-- PROMPT --
From the records below, extract every line that contains the string "spectrogram", matching case exactly.
▬▬▬
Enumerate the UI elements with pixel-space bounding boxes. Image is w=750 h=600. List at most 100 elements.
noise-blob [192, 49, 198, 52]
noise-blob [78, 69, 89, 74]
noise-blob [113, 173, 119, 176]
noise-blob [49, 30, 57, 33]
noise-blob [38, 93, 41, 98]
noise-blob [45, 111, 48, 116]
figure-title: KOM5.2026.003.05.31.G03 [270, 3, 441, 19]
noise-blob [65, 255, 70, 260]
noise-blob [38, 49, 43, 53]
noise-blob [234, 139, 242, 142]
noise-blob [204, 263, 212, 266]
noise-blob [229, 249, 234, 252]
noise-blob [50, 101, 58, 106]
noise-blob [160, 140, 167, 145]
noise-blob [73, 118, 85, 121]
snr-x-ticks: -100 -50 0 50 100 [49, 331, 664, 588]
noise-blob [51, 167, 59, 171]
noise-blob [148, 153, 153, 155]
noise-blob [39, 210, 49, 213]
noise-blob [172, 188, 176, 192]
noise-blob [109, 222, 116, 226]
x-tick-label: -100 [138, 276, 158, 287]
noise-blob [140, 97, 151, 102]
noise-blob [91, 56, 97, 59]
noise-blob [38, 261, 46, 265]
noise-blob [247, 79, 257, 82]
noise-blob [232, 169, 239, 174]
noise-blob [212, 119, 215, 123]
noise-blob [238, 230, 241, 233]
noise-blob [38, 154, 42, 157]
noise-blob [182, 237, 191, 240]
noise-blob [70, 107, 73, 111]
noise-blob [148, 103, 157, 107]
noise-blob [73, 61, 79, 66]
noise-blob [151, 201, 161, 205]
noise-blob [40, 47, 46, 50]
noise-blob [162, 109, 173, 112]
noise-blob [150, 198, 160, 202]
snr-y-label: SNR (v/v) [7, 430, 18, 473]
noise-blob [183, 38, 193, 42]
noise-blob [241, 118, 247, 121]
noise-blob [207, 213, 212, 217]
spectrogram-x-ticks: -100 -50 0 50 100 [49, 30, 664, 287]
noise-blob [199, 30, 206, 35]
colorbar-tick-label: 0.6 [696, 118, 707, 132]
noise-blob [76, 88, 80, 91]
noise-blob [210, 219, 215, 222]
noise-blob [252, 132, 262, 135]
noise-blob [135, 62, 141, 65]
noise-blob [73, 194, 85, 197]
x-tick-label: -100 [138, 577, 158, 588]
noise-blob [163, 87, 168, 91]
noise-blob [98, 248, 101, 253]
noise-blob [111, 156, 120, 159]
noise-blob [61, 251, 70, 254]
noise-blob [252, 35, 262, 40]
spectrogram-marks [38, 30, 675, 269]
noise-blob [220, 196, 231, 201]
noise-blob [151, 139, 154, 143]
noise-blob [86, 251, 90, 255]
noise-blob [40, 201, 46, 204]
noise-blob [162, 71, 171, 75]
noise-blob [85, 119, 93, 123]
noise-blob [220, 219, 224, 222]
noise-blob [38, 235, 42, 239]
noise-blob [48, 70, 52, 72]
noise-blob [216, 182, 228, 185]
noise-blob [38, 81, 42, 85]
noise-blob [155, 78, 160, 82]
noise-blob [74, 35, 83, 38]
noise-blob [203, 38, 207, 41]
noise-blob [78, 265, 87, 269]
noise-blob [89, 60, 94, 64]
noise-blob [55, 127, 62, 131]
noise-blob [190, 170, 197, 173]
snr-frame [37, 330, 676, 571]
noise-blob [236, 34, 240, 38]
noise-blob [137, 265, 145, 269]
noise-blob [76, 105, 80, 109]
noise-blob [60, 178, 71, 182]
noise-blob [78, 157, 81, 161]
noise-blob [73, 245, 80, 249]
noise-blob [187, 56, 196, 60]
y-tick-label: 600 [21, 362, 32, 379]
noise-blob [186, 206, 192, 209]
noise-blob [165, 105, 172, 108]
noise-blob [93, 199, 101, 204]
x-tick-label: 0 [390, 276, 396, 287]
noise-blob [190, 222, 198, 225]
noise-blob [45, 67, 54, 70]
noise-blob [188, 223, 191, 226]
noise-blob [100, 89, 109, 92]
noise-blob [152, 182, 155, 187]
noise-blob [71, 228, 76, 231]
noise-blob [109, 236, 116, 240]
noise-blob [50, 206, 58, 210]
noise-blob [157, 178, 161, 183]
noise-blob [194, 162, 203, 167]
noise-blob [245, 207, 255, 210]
▬▬▬
-- TASK OUTPUT --
spectrogram-x-ticks: -100 -50 0 50 100 [49, 30, 664, 287]
spectrogram-marks [38, 30, 675, 269]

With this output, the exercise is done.